→ Aim of the exercise
Extract all lines that hold "乙方安置属于临时过渡的" from the records below.

Data extracted from a collection:
• • • • • • •
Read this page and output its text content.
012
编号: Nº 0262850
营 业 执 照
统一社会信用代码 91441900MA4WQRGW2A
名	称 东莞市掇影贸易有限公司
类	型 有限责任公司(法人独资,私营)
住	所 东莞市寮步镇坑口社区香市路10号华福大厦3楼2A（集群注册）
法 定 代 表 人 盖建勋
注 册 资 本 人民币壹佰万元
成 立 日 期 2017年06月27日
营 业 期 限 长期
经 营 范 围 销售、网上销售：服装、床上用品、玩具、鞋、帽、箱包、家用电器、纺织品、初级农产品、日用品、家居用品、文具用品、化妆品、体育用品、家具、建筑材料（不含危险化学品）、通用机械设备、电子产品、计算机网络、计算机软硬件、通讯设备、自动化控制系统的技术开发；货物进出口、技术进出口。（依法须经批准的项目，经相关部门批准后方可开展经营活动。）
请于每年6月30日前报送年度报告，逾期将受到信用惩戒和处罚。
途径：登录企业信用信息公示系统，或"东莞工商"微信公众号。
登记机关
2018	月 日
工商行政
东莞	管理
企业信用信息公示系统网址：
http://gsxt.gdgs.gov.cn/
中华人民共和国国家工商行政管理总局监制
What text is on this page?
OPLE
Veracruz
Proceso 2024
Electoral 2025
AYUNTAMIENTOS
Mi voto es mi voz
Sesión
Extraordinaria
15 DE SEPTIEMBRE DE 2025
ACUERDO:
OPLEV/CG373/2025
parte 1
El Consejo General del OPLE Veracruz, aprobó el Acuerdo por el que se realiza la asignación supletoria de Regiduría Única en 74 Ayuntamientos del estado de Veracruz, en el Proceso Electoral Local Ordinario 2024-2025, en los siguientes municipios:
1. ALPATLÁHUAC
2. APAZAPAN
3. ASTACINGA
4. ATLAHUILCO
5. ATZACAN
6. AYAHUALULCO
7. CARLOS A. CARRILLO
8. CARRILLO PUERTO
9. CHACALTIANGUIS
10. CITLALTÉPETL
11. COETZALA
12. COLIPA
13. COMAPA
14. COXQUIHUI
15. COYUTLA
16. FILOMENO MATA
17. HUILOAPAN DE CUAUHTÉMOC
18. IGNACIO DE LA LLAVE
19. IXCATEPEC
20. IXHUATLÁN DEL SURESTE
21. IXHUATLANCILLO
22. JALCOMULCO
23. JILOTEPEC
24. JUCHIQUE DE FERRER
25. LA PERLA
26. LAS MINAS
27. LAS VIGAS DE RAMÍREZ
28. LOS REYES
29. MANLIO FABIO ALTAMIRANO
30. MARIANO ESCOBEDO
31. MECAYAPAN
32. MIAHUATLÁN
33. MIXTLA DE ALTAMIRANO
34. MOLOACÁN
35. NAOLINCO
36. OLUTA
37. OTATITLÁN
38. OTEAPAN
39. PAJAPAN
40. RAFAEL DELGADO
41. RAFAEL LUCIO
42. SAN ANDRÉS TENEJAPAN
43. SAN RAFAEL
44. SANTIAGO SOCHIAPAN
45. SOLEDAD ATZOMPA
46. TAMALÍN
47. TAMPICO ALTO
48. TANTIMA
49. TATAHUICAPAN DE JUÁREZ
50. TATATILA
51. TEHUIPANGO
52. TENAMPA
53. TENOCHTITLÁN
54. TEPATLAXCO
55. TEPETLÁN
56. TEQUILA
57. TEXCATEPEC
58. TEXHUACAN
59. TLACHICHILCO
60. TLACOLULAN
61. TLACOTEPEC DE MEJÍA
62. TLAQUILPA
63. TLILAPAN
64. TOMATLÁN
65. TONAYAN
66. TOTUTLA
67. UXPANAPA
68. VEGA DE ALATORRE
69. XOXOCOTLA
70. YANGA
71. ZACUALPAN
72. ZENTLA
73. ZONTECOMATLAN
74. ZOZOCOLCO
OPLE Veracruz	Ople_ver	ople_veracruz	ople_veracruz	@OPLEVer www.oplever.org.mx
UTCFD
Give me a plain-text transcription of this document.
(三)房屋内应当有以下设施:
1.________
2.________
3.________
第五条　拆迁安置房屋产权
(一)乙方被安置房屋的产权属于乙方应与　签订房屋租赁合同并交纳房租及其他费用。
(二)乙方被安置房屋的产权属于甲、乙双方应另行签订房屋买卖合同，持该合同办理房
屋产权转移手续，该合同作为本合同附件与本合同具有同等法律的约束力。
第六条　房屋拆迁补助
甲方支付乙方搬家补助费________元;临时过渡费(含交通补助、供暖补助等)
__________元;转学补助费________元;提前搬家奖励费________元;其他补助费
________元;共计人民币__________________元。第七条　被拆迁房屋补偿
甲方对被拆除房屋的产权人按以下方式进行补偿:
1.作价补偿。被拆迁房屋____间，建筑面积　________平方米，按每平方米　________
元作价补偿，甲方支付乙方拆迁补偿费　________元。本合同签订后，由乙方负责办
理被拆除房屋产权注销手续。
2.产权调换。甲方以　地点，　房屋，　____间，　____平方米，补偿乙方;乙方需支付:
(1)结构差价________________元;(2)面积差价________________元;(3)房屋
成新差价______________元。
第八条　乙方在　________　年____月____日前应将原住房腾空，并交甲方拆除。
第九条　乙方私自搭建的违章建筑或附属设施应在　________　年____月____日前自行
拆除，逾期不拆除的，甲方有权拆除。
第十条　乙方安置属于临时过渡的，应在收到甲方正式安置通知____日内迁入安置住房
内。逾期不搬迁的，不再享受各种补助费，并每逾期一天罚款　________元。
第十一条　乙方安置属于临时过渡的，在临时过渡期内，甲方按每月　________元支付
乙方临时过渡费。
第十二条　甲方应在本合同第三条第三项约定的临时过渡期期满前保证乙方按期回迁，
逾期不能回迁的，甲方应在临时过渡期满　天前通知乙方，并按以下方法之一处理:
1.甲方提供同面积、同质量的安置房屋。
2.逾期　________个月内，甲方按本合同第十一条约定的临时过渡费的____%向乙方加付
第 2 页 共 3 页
• • • • • • •
→ Full output
第十条　乙方安置属于临时过渡的，应在收到甲方正式安置通知____日内迁入安置住房
第十一条　乙方安置属于临时过渡的，在临时过渡期内，甲方按每月　________元支付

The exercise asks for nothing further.